Problem statement:
Please retype the data in full and exactly; the pictures are not part of the copy.

Source material:
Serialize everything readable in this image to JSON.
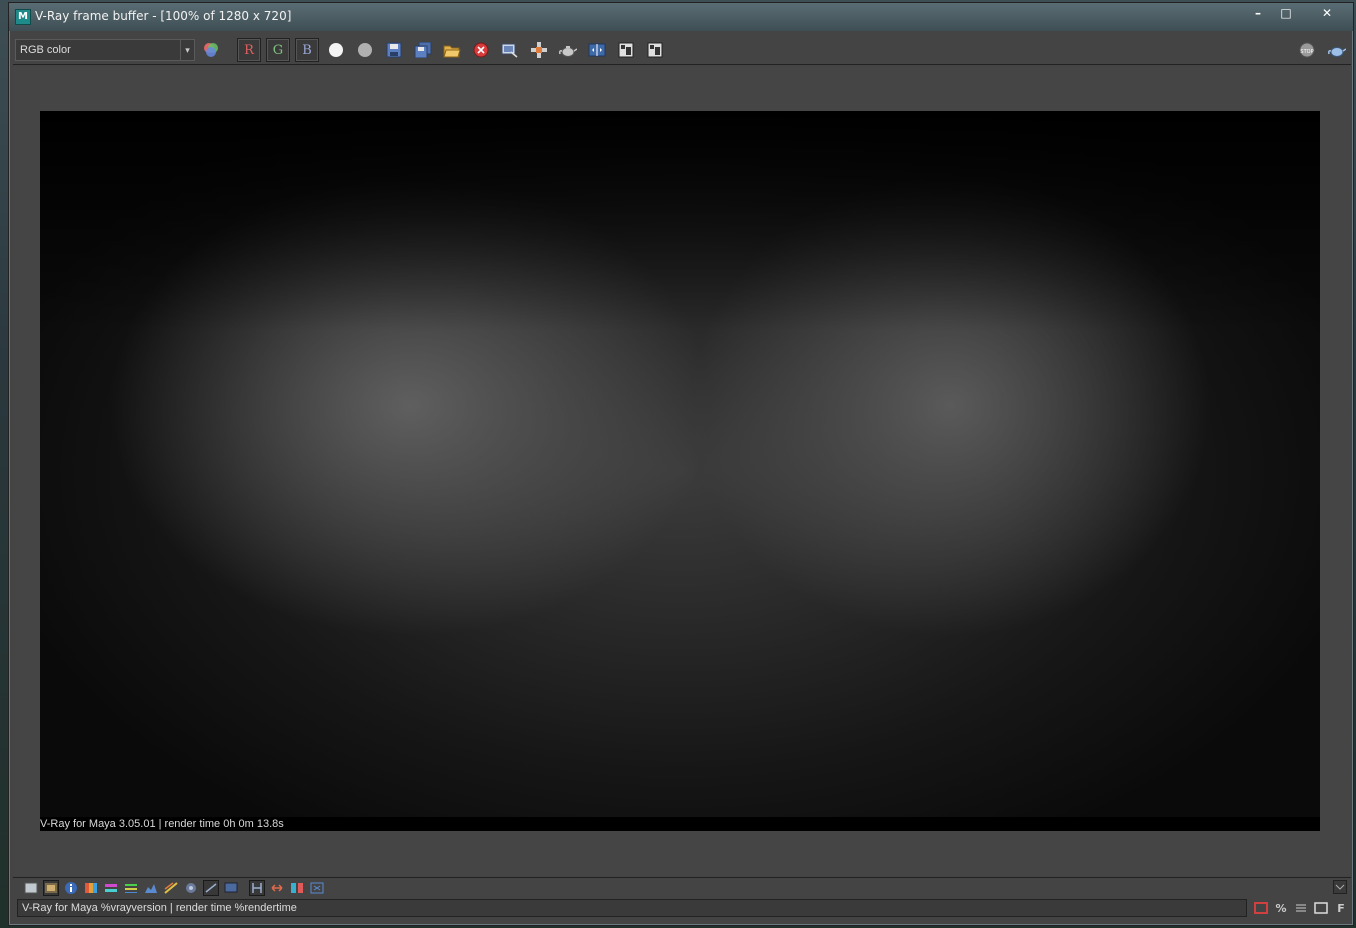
{
  "window": {
    "title": "V-Ray frame buffer - [100% of 1280 x 720]",
    "icon": "maya-app-icon",
    "controls": {
      "minimize": "–",
      "maximize": "□",
      "close": "✕"
    }
  },
  "toolbar": {
    "channel_select": {
      "value": "RGB color",
      "arrow": "▾"
    },
    "channels": {
      "r": "R",
      "g": "G",
      "b": "B"
    },
    "buttons": [
      "color-corrections-icon",
      "red-channel",
      "green-channel",
      "blue-channel",
      "mono-white-icon",
      "mono-gray-icon",
      "save-image-icon",
      "save-all-images-icon",
      "load-image-icon",
      "clear-image-icon",
      "region-render-icon",
      "track-mouse-icon",
      "render-teapot-icon",
      "compare-ab-icon",
      "history-a-icon",
      "history-b-icon"
    ],
    "right_buttons": [
      "stop-render-icon",
      "render-icon"
    ],
    "colors": {
      "red": "#e06060",
      "green": "#80c080",
      "blue": "#9aa8d8",
      "accent": "#1f8a8a"
    }
  },
  "render": {
    "stamp_text": "V-Ray for Maya 3.05.01 | render time  0h  0m 13.8s"
  },
  "bottom_toolbar": {
    "buttons": [
      "show-corrections-icon",
      "levels-icon",
      "info-icon",
      "color-balance-icon",
      "lut-icon",
      "curves-icon",
      "histogram-icon",
      "exposure-icon",
      "ocio-icon",
      "lens-effects-icon",
      "display-srgb-icon",
      "h-icon",
      "flip-icon",
      "compare-icon",
      "settings-icon"
    ]
  },
  "statusbar": {
    "stamp_field": "V-Ray for Maya %vrayversion | render time %rendertime",
    "buttons": {
      "percent": "%",
      "font": "F"
    }
  }
}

In response:
Serialize everything readable in this image to JSON.
{
  "window": {
    "title": "V-Ray frame buffer - [100% of 1280 x 720]",
    "icon": "maya-app-icon",
    "controls": {
      "minimize": "–",
      "maximize": "□",
      "close": "✕"
    }
  },
  "toolbar": {
    "channel_select": {
      "value": "RGB color",
      "arrow": "▾"
    },
    "channels": {
      "r": "R",
      "g": "G",
      "b": "B"
    },
    "buttons": [
      "color-corrections-icon",
      "red-channel",
      "green-channel",
      "blue-channel",
      "mono-white-icon",
      "mono-gray-icon",
      "save-image-icon",
      "save-all-images-icon",
      "load-image-icon",
      "clear-image-icon",
      "region-render-icon",
      "track-mouse-icon",
      "render-teapot-icon",
      "compare-ab-icon",
      "history-a-icon",
      "history-b-icon"
    ],
    "right_buttons": [
      "stop-render-icon",
      "render-icon"
    ],
    "colors": {
      "red": "#e06060",
      "green": "#80c080",
      "blue": "#9aa8d8",
      "accent": "#1f8a8a"
    }
  },
  "render": {
    "stamp_text": "V-Ray for Maya 3.05.01 | render time  0h  0m 13.8s"
  },
  "bottom_toolbar": {
    "buttons": [
      "show-corrections-icon",
      "levels-icon",
      "info-icon",
      "color-balance-icon",
      "lut-icon",
      "curves-icon",
      "histogram-icon",
      "exposure-icon",
      "ocio-icon",
      "lens-effects-icon",
      "display-srgb-icon",
      "h-icon",
      "flip-icon",
      "compare-icon",
      "settings-icon"
    ]
  },
  "statusbar": {
    "stamp_field": "V-Ray for Maya %vrayversion | render time %rendertime",
    "buttons": {
      "percent": "%",
      "font": "F"
    }
  }
}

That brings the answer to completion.